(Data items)
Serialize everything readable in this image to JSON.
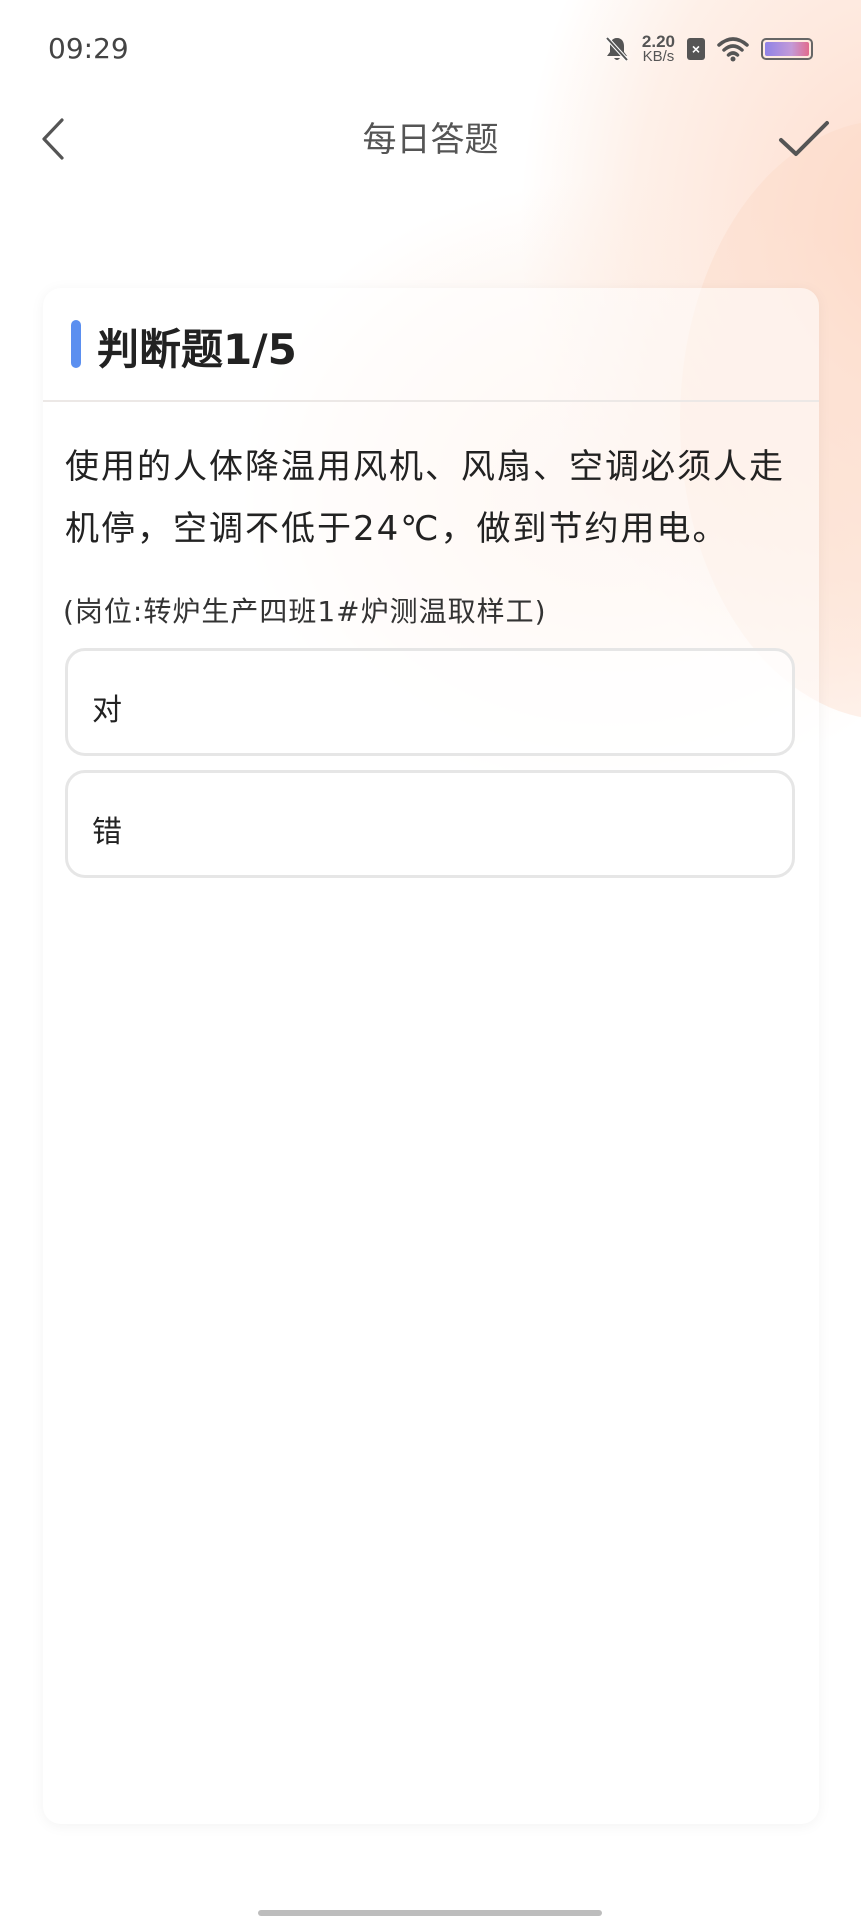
{
  "status_bar": {
    "time": "09:29",
    "net_speed_value": "2.20",
    "net_speed_unit": "KB/s",
    "sim_label": "×"
  },
  "nav": {
    "title": "每日答题"
  },
  "card": {
    "question_type": "判断题1/5",
    "question_text": "使用的人体降温用风机、风扇、空调必须人走机停，空调不低于24℃，做到节约用电。",
    "post_label": "(岗位:转炉生产四班1#炉测温取样工)",
    "options": [
      {
        "label": "对"
      },
      {
        "label": "错"
      }
    ]
  },
  "colors": {
    "accent": "#5b8ff0",
    "background_tint": "#fdd6c4"
  }
}
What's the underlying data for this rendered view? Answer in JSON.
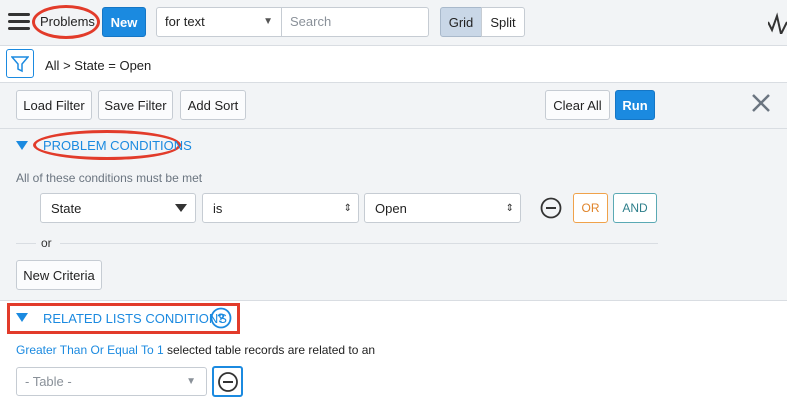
{
  "header": {
    "title": "Problems",
    "new_label": "New",
    "search_field": "for text",
    "search_placeholder": "Search",
    "view_grid": "Grid",
    "view_split": "Split"
  },
  "breadcrumb": {
    "root": "All",
    "separator": ">",
    "condition": "State = Open"
  },
  "filter_toolbar": {
    "load_filter": "Load Filter",
    "save_filter": "Save Filter",
    "add_sort": "Add Sort",
    "clear_all": "Clear All",
    "run": "Run"
  },
  "problem_conditions": {
    "title": "PROBLEM CONDITIONS",
    "subtitle": "All of these conditions must be met",
    "condition": {
      "field": "State",
      "operator": "is",
      "value": "Open"
    },
    "or_button": "OR",
    "and_button": "AND",
    "or_divider": "or",
    "new_criteria": "New Criteria"
  },
  "related_lists": {
    "title": "RELATED LISTS CONDITIONS",
    "quantifier_link": "Greater Than Or Equal To 1",
    "description": "selected table records are related to an",
    "table_placeholder": "- Table -"
  },
  "colors": {
    "accent": "#1b8ae0",
    "highlight": "#e23b2a",
    "or_orange": "#e0842a",
    "and_teal": "#2e7f8b"
  }
}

What to do -
Tally every line of the listing that holds the string "JSON", then give the number by itself.

Solved exercise -
2